| Exercise task |
Each line that holds the word "свободно" is to be identified and copied.

----

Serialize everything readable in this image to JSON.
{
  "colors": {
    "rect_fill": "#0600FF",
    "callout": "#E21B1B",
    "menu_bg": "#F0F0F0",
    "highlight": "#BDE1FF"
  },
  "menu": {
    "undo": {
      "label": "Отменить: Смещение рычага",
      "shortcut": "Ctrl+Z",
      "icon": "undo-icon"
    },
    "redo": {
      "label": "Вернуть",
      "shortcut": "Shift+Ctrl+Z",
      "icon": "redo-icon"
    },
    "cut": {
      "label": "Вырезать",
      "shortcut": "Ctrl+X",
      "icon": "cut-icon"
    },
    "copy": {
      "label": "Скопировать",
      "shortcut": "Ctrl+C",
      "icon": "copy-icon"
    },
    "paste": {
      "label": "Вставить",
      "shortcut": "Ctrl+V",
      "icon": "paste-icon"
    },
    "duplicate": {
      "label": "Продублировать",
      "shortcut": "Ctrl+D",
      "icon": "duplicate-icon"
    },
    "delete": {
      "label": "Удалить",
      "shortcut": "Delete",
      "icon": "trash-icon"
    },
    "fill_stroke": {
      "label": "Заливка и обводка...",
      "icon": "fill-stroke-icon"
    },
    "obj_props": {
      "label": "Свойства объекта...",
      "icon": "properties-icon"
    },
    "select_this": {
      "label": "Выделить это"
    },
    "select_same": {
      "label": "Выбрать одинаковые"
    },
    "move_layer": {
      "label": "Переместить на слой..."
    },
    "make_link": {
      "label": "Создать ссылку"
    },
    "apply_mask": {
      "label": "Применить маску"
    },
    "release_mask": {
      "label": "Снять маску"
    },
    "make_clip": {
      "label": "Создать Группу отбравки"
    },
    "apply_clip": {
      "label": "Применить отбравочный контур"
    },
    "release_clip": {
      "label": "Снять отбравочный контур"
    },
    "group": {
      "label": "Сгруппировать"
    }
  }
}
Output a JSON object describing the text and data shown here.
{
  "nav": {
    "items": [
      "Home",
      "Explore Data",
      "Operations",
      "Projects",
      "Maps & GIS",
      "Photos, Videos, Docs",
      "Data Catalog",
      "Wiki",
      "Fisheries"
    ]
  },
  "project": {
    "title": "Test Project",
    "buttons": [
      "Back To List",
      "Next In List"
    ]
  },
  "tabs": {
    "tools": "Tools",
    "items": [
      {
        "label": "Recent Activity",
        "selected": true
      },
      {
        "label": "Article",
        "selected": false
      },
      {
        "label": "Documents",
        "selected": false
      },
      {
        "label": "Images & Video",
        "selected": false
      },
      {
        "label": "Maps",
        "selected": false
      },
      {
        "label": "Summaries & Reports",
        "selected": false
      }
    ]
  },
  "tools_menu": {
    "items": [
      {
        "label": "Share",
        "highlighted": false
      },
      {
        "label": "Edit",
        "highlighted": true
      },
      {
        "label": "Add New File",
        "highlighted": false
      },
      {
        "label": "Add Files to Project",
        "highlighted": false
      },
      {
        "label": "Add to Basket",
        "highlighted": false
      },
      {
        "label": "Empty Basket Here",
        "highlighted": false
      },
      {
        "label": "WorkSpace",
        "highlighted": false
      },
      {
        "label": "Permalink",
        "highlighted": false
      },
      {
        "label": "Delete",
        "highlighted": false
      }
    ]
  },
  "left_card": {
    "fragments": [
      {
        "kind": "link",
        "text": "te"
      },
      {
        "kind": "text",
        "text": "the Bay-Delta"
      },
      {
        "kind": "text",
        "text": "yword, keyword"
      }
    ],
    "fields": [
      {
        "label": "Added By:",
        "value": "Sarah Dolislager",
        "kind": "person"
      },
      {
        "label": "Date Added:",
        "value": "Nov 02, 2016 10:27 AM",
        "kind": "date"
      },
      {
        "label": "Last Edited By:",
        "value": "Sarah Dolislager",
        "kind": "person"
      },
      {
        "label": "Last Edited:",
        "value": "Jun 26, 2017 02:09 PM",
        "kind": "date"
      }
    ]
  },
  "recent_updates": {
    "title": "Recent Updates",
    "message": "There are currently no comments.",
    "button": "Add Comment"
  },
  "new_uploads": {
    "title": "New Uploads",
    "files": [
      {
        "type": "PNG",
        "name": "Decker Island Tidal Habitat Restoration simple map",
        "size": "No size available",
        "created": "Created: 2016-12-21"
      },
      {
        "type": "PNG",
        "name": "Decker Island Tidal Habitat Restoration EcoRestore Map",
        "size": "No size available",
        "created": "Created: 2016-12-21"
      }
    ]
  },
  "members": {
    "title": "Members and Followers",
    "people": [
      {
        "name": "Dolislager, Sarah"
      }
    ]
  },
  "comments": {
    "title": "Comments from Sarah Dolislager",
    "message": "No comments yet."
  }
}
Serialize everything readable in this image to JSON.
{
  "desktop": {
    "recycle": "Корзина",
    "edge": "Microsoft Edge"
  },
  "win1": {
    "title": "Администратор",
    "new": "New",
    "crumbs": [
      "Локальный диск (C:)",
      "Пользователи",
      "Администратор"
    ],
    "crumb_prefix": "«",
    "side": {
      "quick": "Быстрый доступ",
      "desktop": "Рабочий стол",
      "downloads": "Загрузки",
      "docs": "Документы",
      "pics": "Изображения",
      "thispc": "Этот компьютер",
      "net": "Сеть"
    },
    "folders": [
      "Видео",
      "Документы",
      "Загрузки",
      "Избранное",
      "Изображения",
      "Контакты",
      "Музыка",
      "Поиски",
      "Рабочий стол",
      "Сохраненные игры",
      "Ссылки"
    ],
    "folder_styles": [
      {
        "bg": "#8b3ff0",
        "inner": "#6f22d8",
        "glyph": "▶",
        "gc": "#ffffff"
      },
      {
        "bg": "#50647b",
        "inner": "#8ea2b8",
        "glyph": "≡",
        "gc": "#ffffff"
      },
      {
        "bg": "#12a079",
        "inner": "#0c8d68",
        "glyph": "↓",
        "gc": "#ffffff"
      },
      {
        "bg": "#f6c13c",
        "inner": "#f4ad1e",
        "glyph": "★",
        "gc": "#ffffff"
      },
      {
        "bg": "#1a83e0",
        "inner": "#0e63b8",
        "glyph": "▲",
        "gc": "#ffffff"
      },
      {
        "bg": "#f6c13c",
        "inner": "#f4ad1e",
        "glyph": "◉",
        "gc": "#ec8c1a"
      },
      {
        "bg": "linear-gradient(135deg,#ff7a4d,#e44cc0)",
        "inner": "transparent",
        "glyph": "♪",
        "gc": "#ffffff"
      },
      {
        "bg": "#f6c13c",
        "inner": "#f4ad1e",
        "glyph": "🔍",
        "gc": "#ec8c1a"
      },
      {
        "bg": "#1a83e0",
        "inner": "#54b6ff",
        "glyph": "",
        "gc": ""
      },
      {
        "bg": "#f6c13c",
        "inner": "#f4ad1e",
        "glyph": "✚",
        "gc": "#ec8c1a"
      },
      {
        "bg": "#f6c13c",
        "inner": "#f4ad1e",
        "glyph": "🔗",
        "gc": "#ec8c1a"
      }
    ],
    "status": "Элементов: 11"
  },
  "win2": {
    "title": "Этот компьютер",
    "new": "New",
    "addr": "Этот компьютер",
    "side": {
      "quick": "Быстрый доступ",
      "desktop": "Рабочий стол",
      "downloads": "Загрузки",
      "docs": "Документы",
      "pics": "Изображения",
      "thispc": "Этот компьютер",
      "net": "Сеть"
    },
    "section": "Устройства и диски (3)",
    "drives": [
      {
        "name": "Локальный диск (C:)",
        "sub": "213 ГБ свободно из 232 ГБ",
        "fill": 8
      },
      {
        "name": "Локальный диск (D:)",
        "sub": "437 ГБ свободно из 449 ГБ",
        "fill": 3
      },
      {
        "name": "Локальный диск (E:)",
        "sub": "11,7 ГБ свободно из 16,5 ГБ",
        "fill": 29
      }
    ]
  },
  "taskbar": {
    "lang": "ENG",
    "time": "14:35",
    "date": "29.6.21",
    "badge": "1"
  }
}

----

| Task answer |
        "sub": "213 ГБ свободно из 232 ГБ",
        "sub": "437 ГБ свободно из 449 ГБ",
        "sub": "11,7 ГБ свободно из 16,5 ГБ",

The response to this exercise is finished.